◆ **지시문**
아래 항목에서 "NORC" 문자열이 들어 있는 줄을 모두 뽑아 그대로 옮기세요.

═══

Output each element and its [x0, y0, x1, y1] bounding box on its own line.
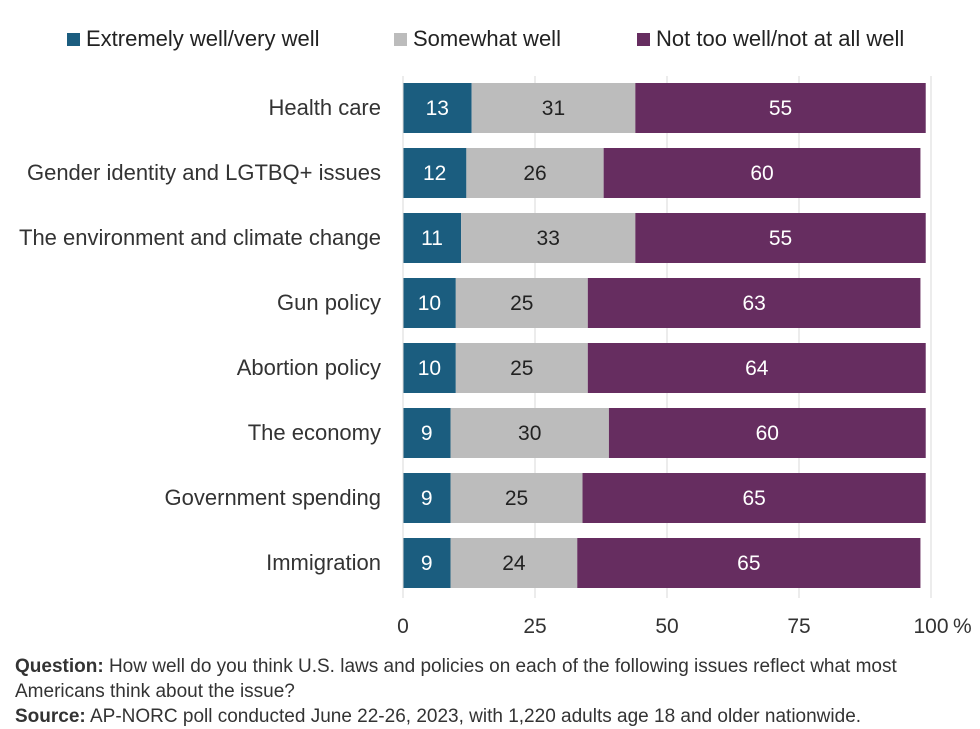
question-label: Question: [15, 656, 104, 677]
legend-item-extremely-well: Extremely well/very well [67, 26, 320, 52]
bar-segment [403, 83, 472, 133]
x-tick-label: 75 [787, 615, 810, 638]
data-label: 65 [742, 487, 765, 510]
bar-segment [587, 343, 926, 393]
bar-segment [466, 148, 604, 198]
data-label: 55 [769, 97, 792, 120]
bar-segment [403, 278, 456, 328]
bar-segment [635, 213, 926, 263]
legend-item-not-too-well: Not too well/not at all well [637, 26, 904, 52]
data-label: 25 [510, 357, 533, 380]
bar-segment [603, 148, 921, 198]
data-label: 10 [418, 292, 441, 315]
category-label: Gender identity and LGTBQ+ issues [27, 160, 381, 185]
bar-segment [450, 408, 609, 458]
category-label: Immigration [266, 550, 381, 575]
data-label: 9 [421, 552, 433, 575]
data-label: 25 [505, 487, 528, 510]
category-label: The economy [248, 420, 381, 445]
bar-segment [455, 278, 588, 328]
data-label: 25 [510, 292, 533, 315]
data-label: 65 [737, 552, 760, 575]
data-label: 9 [421, 487, 433, 510]
legend-swatch [67, 32, 80, 46]
source-note: Source: AP-NORC poll conducted June 22-2… [15, 704, 970, 729]
bar-segment [403, 213, 462, 263]
bar-segment [403, 343, 456, 393]
data-label: 11 [421, 227, 443, 250]
data-label: 63 [742, 292, 765, 315]
data-label: 60 [756, 422, 779, 445]
data-label: 64 [745, 357, 769, 380]
source-label: Source: [15, 706, 86, 727]
legend-swatch [637, 32, 650, 46]
category-label: Abortion policy [237, 355, 381, 380]
data-label: 9 [421, 422, 433, 445]
chart-footnote: Question: How well do you think U.S. law… [15, 654, 970, 729]
stacked-bar-chart: Health care 13 31 55 Gender identity and LGT… [19, 76, 972, 638]
x-tick-label: 50 [655, 615, 678, 638]
bar-segment [471, 83, 636, 133]
data-label: 60 [750, 162, 773, 185]
chart-legend: Extremely well/very well Somewhat well N… [0, 26, 980, 56]
data-label: 33 [537, 227, 560, 250]
data-label: 30 [518, 422, 541, 445]
bar-segment [403, 538, 451, 588]
x-tick-label: 100 [913, 615, 948, 638]
bar-segment [635, 83, 926, 133]
legend-label: Not too well/not at all well [656, 26, 905, 51]
bar-segment [587, 278, 921, 328]
question-text: How well do you think U.S. laws and poli… [15, 656, 897, 702]
x-tick-label: 0 [397, 615, 409, 638]
legend-label: Somewhat well [413, 26, 561, 51]
bar-segment [577, 538, 921, 588]
data-label: 13 [426, 97, 449, 120]
category-label: Gun policy [277, 290, 381, 315]
category-label: The environment and climate change [19, 225, 381, 250]
question-note: Question: How well do you think U.S. law… [15, 654, 970, 704]
x-unit-label: % [953, 615, 972, 638]
bar-segment [403, 473, 451, 523]
bar-segment [455, 343, 588, 393]
data-label: 24 [502, 552, 526, 575]
bar-segment [582, 473, 926, 523]
category-label: Government spending [165, 485, 381, 510]
bar-segment [461, 213, 636, 263]
bar-segment [403, 408, 451, 458]
data-label: 10 [418, 357, 441, 380]
data-label: 12 [423, 162, 446, 185]
x-tick-label: 25 [523, 615, 546, 638]
bar-segment [450, 538, 578, 588]
data-label: 55 [769, 227, 792, 250]
data-label: 26 [523, 162, 546, 185]
legend-swatch [394, 32, 407, 46]
bar-segment [450, 473, 583, 523]
bar-segment [403, 148, 467, 198]
legend-label: Extremely well/very well [86, 26, 320, 51]
data-label: 31 [542, 97, 565, 120]
category-label: Health care [268, 95, 381, 120]
legend-item-somewhat-well: Somewhat well [394, 26, 561, 52]
source-text: AP-NORC poll conducted June 22-26, 2023,… [85, 706, 862, 727]
bar-segment [608, 408, 926, 458]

═══

◆ **작업 결과**
source-note: Source: AP-NORC poll conducted June 22-2… [15, 704, 970, 729]
source-text: AP-NORC poll conducted June 22-26, 2023,… [85, 706, 862, 727]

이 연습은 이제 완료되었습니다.